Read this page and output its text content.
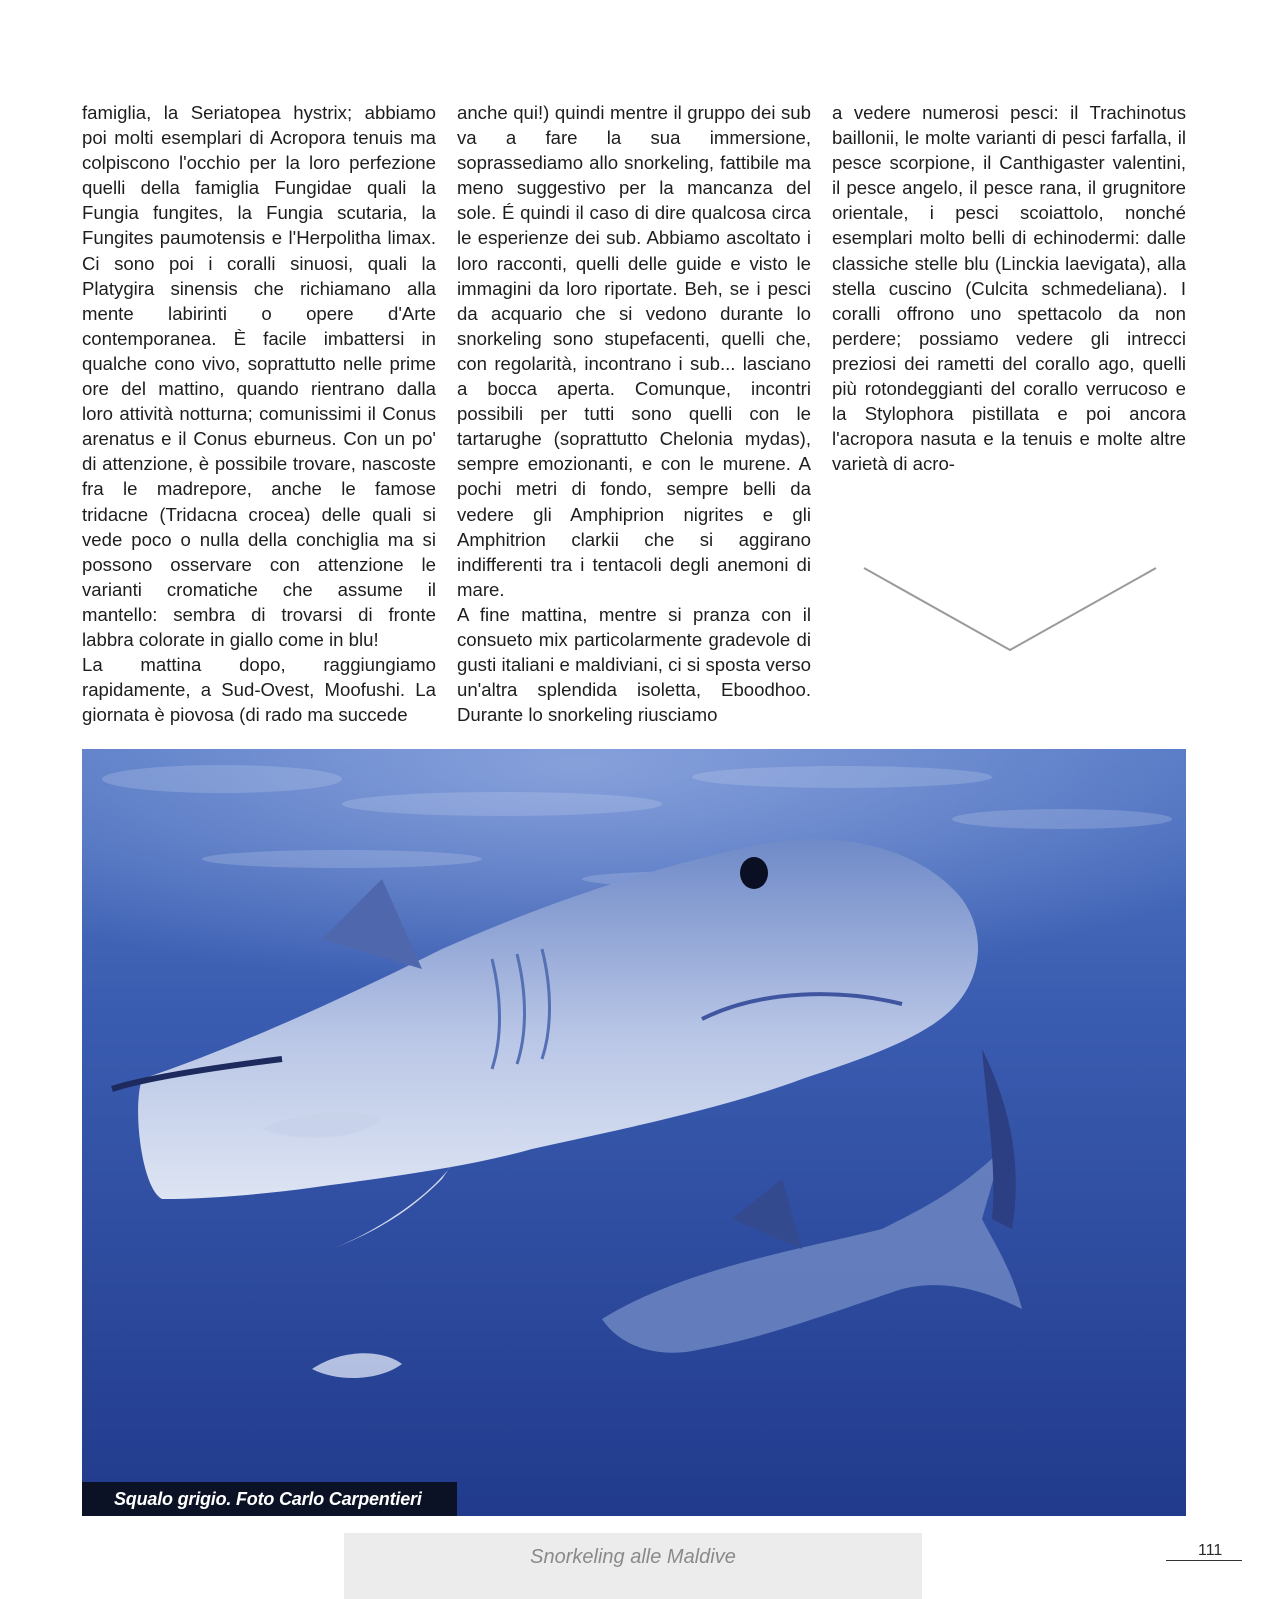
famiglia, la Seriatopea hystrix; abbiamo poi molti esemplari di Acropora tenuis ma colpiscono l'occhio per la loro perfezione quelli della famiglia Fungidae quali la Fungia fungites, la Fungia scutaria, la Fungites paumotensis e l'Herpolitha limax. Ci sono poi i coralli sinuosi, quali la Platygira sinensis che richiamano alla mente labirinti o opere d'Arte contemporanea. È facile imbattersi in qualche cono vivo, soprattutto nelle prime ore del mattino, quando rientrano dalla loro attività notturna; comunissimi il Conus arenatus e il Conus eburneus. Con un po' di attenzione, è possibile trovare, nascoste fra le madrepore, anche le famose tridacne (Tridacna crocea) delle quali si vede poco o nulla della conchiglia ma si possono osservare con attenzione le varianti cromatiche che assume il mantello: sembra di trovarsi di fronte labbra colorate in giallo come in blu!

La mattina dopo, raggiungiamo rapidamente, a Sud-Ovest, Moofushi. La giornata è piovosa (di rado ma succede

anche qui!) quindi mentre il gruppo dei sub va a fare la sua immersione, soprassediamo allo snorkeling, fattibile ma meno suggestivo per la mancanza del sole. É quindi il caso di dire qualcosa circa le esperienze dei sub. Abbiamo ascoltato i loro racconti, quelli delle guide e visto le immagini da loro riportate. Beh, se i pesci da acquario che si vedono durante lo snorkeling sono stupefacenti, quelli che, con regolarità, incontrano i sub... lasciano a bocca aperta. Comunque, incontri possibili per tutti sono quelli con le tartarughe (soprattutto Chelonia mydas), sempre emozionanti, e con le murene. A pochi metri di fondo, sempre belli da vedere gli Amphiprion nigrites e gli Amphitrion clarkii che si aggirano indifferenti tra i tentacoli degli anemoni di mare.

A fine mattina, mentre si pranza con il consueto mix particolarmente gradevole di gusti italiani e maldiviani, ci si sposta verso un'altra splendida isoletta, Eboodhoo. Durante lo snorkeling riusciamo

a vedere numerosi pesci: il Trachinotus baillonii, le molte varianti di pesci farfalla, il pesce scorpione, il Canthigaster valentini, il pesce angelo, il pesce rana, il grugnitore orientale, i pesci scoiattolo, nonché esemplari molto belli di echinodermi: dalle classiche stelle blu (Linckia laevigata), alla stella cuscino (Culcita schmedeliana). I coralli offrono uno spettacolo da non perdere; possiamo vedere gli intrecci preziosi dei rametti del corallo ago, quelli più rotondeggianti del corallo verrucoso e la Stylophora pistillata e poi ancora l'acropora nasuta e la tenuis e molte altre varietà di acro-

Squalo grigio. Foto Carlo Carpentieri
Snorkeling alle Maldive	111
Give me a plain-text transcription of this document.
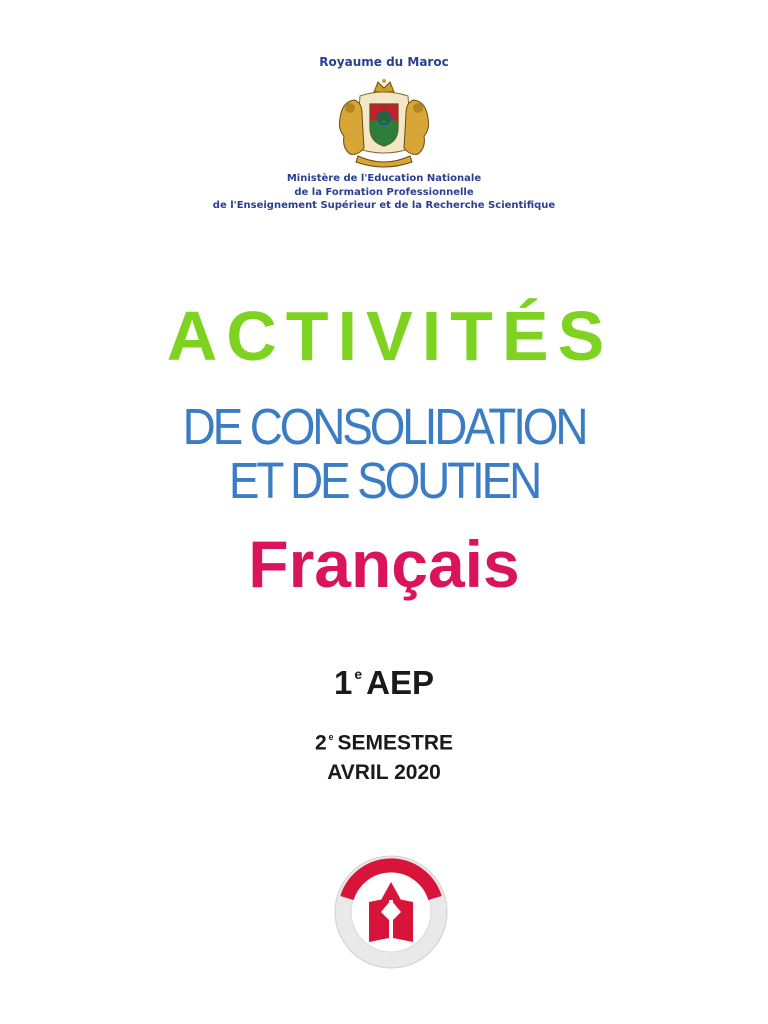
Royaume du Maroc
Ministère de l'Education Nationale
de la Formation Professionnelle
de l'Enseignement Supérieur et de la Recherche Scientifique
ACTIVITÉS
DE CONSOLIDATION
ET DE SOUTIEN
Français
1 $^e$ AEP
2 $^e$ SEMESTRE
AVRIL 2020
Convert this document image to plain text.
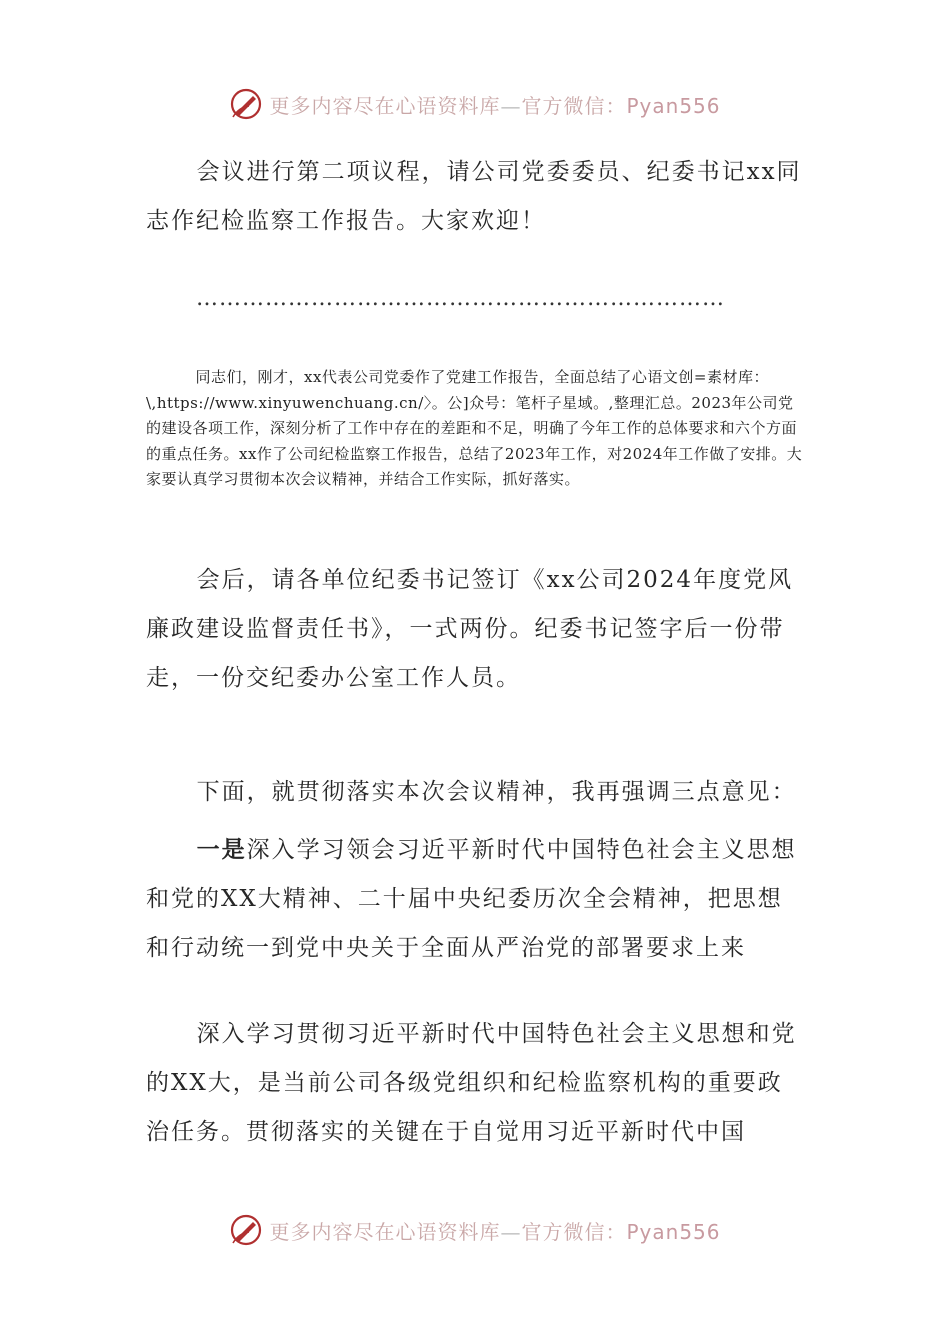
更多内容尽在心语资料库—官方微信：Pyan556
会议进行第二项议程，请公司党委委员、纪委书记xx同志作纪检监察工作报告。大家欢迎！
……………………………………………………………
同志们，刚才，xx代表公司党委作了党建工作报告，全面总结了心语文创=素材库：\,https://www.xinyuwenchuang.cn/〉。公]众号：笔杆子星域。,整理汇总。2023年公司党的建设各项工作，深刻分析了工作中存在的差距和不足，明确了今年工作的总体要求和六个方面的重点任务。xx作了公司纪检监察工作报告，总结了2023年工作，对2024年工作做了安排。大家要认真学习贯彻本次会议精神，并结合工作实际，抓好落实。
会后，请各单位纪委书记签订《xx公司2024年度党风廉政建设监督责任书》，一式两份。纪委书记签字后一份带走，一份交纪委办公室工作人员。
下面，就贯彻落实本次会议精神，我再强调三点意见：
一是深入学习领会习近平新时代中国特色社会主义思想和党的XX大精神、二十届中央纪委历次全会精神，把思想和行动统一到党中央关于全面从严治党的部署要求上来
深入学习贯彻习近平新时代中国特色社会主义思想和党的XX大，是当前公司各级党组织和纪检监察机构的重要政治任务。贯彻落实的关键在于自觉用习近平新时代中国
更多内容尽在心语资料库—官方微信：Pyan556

__DIRECTIONS FOR THIS TASK__
Output only the lines from the one that contains "Convert this document image to plain text." to the end of the entries above, both end lines included, and drop the pictures.

__EXERCISE RESPONSE__
Convert this document image to plain text.
更多内容尽在心语资料库—官方微信：Pyan556
会议进行第二项议程，请公司党委委员、纪委书记xx同志作纪检监察工作报告。大家欢迎！
……………………………………………………………
同志们，刚才，xx代表公司党委作了党建工作报告，全面总结了心语文创=素材库：\,https://www.xinyuwenchuang.cn/〉。公]众号：笔杆子星域。,整理汇总。2023年公司党的建设各项工作，深刻分析了工作中存在的差距和不足，明确了今年工作的总体要求和六个方面的重点任务。xx作了公司纪检监察工作报告，总结了2023年工作，对2024年工作做了安排。大家要认真学习贯彻本次会议精神，并结合工作实际，抓好落实。
会后，请各单位纪委书记签订《xx公司2024年度党风廉政建设监督责任书》，一式两份。纪委书记签字后一份带走，一份交纪委办公室工作人员。
下面，就贯彻落实本次会议精神，我再强调三点意见：
一是深入学习领会习近平新时代中国特色社会主义思想和党的XX大精神、二十届中央纪委历次全会精神，把思想和行动统一到党中央关于全面从严治党的部署要求上来
深入学习贯彻习近平新时代中国特色社会主义思想和党的XX大，是当前公司各级党组织和纪检监察机构的重要政治任务。贯彻落实的关键在于自觉用习近平新时代中国
更多内容尽在心语资料库—官方微信：Pyan556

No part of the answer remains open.